» SET PROBLEM
Below is some material; transcribe all of it exactly.

» INFORMATION SUPPLIED
— START —

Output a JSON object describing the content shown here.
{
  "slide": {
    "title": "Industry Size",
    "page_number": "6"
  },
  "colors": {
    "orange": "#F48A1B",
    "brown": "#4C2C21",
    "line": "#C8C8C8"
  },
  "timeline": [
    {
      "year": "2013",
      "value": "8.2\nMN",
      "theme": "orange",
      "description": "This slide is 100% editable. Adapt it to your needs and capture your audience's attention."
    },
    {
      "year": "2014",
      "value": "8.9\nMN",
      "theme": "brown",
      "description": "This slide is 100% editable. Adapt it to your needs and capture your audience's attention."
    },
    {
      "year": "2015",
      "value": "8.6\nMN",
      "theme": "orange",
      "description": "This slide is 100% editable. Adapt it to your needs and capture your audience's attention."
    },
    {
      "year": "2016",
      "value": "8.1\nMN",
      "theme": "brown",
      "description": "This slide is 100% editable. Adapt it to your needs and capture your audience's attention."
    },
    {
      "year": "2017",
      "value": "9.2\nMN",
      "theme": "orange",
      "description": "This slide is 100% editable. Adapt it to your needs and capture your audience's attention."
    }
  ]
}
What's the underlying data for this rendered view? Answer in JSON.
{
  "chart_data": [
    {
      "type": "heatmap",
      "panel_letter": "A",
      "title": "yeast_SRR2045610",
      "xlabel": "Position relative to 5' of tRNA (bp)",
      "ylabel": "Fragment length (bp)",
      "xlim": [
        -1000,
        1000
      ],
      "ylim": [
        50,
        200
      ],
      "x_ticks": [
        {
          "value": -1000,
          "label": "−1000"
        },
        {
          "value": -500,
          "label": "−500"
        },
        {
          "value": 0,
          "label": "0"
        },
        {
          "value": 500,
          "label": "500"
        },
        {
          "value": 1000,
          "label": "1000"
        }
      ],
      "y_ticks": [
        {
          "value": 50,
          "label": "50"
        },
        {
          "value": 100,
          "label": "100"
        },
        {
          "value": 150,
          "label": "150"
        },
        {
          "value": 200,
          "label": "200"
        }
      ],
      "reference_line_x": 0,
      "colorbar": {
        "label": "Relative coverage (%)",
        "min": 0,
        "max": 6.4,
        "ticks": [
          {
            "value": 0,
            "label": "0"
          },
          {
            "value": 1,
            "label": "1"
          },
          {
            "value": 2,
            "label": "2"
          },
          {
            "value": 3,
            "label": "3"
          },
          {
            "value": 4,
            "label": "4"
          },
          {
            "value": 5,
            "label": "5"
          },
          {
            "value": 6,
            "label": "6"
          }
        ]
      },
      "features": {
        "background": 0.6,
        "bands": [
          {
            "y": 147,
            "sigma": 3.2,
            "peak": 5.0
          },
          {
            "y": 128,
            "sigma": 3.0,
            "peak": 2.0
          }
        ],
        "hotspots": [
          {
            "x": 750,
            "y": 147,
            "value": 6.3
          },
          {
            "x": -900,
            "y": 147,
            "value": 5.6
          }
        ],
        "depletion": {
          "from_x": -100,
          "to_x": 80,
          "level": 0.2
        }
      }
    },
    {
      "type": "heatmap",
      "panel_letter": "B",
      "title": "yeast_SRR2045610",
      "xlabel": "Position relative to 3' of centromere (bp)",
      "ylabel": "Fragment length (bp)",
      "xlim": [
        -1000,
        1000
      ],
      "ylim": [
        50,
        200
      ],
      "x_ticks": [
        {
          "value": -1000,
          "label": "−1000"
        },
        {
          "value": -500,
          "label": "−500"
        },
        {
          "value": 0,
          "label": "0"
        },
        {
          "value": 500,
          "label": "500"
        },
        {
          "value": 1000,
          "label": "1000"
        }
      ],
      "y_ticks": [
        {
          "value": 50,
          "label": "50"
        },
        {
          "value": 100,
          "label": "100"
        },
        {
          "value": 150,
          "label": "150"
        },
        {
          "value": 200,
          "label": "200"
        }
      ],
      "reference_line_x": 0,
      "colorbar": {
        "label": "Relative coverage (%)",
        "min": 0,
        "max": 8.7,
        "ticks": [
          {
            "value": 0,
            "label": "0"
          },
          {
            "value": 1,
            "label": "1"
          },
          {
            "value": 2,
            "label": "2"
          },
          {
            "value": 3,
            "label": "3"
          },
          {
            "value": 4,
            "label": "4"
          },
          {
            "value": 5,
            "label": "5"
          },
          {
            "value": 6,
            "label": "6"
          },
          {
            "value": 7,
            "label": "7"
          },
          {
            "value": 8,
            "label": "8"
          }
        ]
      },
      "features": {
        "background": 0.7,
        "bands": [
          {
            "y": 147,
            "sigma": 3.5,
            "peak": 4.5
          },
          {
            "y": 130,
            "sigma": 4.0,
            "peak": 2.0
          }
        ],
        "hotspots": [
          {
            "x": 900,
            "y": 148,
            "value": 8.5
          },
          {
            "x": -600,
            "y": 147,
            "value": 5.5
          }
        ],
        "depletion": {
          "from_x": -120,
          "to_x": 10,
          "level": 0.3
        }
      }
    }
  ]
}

— END —

» RESPONSE BELOW
Output a JSON object describing the content shown here.
{
  "slide": {
    "title": "Industry Size",
    "page_number": "6"
  },
  "colors": {
    "orange": "#F48A1B",
    "brown": "#4C2C21",
    "line": "#C8C8C8"
  },
  "timeline": [
    {
      "year": "2013",
      "value": "8.2\nMN",
      "theme": "orange",
      "description": "This slide is 100% editable. Adapt it to your needs and capture your audience's attention."
    },
    {
      "year": "2014",
      "value": "8.9\nMN",
      "theme": "brown",
      "description": "This slide is 100% editable. Adapt it to your needs and capture your audience's attention."
    },
    {
      "year": "2015",
      "value": "8.6\nMN",
      "theme": "orange",
      "description": "This slide is 100% editable. Adapt it to your needs and capture your audience's attention."
    },
    {
      "year": "2016",
      "value": "8.1\nMN",
      "theme": "brown",
      "description": "This slide is 100% editable. Adapt it to your needs and capture your audience's attention."
    },
    {
      "year": "2017",
      "value": "9.2\nMN",
      "theme": "orange",
      "description": "This slide is 100% editable. Adapt it to your needs and capture your audience's attention."
    }
  ]
}
What's the underlying data for this rendered view? Answer in JSON.
{
  "chart_data": [
    {
      "type": "heatmap",
      "panel_letter": "A",
      "title": "yeast_SRR2045610",
      "xlabel": "Position relative to 5' of tRNA (bp)",
      "ylabel": "Fragment length (bp)",
      "xlim": [
        -1000,
        1000
      ],
      "ylim": [
        50,
        200
      ],
      "x_ticks": [
        {
          "value": -1000,
          "label": "−1000"
        },
        {
          "value": -500,
          "label": "−500"
        },
        {
          "value": 0,
          "label": "0"
        },
        {
          "value": 500,
          "label": "500"
        },
        {
          "value": 1000,
          "label": "1000"
        }
      ],
      "y_ticks": [
        {
          "value": 50,
          "label": "50"
        },
        {
          "value": 100,
          "label": "100"
        },
        {
          "value": 150,
          "label": "150"
        },
        {
          "value": 200,
          "label": "200"
        }
      ],
      "reference_line_x": 0,
      "colorbar": {
        "label": "Relative coverage (%)",
        "min": 0,
        "max": 6.4,
        "ticks": [
          {
            "value": 0,
            "label": "0"
          },
          {
            "value": 1,
            "label": "1"
          },
          {
            "value": 2,
            "label": "2"
          },
          {
            "value": 3,
            "label": "3"
          },
          {
            "value": 4,
            "label": "4"
          },
          {
            "value": 5,
            "label": "5"
          },
          {
            "value": 6,
            "label": "6"
          }
        ]
      },
      "features": {
        "background": 0.6,
        "bands": [
          {
            "y": 147,
            "sigma": 3.2,
            "peak": 5.0
          },
          {
            "y": 128,
            "sigma": 3.0,
            "peak": 2.0
          }
        ],
        "hotspots": [
          {
            "x": 750,
            "y": 147,
            "value": 6.3
          },
          {
            "x": -900,
            "y": 147,
            "value": 5.6
          }
        ],
        "depletion": {
          "from_x": -100,
          "to_x": 80,
          "level": 0.2
        }
      }
    },
    {
      "type": "heatmap",
      "panel_letter": "B",
      "title": "yeast_SRR2045610",
      "xlabel": "Position relative to 3' of centromere (bp)",
      "ylabel": "Fragment length (bp)",
      "xlim": [
        -1000,
        1000
      ],
      "ylim": [
        50,
        200
      ],
      "x_ticks": [
        {
          "value": -1000,
          "label": "−1000"
        },
        {
          "value": -500,
          "label": "−500"
        },
        {
          "value": 0,
          "label": "0"
        },
        {
          "value": 500,
          "label": "500"
        },
        {
          "value": 1000,
          "label": "1000"
        }
      ],
      "y_ticks": [
        {
          "value": 50,
          "label": "50"
        },
        {
          "value": 100,
          "label": "100"
        },
        {
          "value": 150,
          "label": "150"
        },
        {
          "value": 200,
          "label": "200"
        }
      ],
      "reference_line_x": 0,
      "colorbar": {
        "label": "Relative coverage (%)",
        "min": 0,
        "max": 8.7,
        "ticks": [
          {
            "value": 0,
            "label": "0"
          },
          {
            "value": 1,
            "label": "1"
          },
          {
            "value": 2,
            "label": "2"
          },
          {
            "value": 3,
            "label": "3"
          },
          {
            "value": 4,
            "label": "4"
          },
          {
            "value": 5,
            "label": "5"
          },
          {
            "value": 6,
            "label": "6"
          },
          {
            "value": 7,
            "label": "7"
          },
          {
            "value": 8,
            "label": "8"
          }
        ]
      },
      "features": {
        "background": 0.7,
        "bands": [
          {
            "y": 147,
            "sigma": 3.5,
            "peak": 4.5
          },
          {
            "y": 130,
            "sigma": 4.0,
            "peak": 2.0
          }
        ],
        "hotspots": [
          {
            "x": 900,
            "y": 148,
            "value": 8.5
          },
          {
            "x": -600,
            "y": 147,
            "value": 5.5
          }
        ],
        "depletion": {
          "from_x": -120,
          "to_x": 10,
          "level": 0.3
        }
      }
    }
  ]
}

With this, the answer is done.